**** Material to process

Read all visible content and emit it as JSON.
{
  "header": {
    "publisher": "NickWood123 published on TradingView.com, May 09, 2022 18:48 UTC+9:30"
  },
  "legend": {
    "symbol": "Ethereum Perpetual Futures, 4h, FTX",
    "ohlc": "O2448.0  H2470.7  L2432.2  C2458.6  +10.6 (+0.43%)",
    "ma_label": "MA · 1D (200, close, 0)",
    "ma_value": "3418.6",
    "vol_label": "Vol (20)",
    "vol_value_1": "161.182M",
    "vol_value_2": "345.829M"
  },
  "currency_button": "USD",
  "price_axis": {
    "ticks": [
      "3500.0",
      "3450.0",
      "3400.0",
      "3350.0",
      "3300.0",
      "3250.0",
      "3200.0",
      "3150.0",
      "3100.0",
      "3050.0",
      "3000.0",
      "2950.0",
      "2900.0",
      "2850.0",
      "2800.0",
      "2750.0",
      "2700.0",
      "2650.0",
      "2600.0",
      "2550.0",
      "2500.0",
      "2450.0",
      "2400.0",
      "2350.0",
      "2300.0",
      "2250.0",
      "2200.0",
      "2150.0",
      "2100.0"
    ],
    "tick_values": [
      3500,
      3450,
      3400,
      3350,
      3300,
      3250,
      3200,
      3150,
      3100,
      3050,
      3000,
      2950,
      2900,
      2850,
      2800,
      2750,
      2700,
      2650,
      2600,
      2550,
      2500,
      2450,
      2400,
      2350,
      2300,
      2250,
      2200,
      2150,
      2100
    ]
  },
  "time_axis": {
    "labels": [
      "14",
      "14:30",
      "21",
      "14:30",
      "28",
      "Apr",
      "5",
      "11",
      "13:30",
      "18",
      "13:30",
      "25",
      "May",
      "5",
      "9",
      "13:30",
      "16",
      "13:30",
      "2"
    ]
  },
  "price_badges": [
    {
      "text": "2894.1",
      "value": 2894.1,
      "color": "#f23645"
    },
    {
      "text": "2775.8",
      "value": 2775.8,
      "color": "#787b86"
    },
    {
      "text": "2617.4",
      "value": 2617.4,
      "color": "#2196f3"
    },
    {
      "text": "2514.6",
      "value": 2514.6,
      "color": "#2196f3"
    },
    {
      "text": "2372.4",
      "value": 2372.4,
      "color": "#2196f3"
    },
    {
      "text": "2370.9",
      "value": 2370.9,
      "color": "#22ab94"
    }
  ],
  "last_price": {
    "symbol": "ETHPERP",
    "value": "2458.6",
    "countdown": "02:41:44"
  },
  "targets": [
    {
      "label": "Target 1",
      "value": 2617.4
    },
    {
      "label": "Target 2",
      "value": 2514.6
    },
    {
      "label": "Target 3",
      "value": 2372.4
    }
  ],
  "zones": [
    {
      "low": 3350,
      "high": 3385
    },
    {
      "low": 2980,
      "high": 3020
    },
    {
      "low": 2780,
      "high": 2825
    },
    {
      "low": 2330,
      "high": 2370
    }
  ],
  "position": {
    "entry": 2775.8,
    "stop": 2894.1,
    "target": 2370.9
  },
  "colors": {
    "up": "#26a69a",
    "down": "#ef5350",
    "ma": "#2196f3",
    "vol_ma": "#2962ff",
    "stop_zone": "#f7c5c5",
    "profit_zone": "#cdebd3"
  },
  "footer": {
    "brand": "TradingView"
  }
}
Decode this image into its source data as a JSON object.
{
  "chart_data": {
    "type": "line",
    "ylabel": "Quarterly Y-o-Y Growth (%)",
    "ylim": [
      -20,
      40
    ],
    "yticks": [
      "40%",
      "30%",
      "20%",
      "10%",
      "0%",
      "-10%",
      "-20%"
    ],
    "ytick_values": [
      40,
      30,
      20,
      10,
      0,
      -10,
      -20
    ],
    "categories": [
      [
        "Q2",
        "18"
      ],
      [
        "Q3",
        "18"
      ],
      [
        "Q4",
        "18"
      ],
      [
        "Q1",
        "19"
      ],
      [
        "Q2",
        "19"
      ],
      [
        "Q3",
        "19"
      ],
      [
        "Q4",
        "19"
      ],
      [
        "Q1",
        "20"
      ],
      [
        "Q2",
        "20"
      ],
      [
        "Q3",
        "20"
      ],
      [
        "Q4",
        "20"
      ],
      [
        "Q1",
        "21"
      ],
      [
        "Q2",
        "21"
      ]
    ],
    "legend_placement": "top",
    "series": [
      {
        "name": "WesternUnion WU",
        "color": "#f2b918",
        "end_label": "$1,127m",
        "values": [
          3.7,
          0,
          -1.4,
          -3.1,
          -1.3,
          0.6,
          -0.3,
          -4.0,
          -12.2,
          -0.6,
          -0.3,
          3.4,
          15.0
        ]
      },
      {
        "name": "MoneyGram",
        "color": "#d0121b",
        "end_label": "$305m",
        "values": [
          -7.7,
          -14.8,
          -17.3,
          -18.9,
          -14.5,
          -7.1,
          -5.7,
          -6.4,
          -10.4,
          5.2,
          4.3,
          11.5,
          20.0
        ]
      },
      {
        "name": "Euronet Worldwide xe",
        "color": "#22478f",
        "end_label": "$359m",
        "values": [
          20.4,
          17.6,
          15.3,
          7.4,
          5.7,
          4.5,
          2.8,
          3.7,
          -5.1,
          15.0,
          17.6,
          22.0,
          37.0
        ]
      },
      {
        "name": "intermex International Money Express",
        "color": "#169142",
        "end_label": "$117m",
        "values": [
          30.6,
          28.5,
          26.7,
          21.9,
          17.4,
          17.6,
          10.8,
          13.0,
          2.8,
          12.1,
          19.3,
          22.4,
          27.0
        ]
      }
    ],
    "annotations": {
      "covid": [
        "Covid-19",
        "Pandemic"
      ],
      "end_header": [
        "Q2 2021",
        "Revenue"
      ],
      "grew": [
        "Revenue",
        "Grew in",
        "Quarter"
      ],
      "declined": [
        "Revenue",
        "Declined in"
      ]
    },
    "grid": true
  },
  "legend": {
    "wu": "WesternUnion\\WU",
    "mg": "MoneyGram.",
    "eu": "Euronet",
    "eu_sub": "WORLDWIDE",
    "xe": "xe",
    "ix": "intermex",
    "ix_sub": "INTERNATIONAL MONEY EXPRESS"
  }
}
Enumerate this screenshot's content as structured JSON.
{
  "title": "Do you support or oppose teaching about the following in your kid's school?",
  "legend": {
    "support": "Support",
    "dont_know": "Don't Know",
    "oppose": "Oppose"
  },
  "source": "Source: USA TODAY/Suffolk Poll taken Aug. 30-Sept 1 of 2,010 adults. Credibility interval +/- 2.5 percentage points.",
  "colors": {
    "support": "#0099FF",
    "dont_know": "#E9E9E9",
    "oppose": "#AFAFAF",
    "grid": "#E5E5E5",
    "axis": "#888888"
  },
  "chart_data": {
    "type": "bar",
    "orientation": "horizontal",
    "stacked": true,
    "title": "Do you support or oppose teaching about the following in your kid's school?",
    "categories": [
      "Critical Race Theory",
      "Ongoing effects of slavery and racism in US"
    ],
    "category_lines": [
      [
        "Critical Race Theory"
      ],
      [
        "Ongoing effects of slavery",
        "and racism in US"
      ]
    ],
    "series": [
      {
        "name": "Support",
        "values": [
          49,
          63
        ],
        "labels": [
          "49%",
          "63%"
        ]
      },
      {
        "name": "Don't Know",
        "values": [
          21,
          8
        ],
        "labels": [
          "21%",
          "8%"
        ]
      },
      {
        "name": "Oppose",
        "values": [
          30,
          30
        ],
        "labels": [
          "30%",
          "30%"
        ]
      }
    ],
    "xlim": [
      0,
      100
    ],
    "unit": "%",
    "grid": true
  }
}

********

• [Problem to solve] In the entries above, find each line with the word "text" and copy it.

• [Answer for this exercise]
      "text": "2894.1",
      "text": "2775.8",
      "text": "2617.4",
      "text": "2514.6",
      "text": "2372.4",
      "text": "2370.9",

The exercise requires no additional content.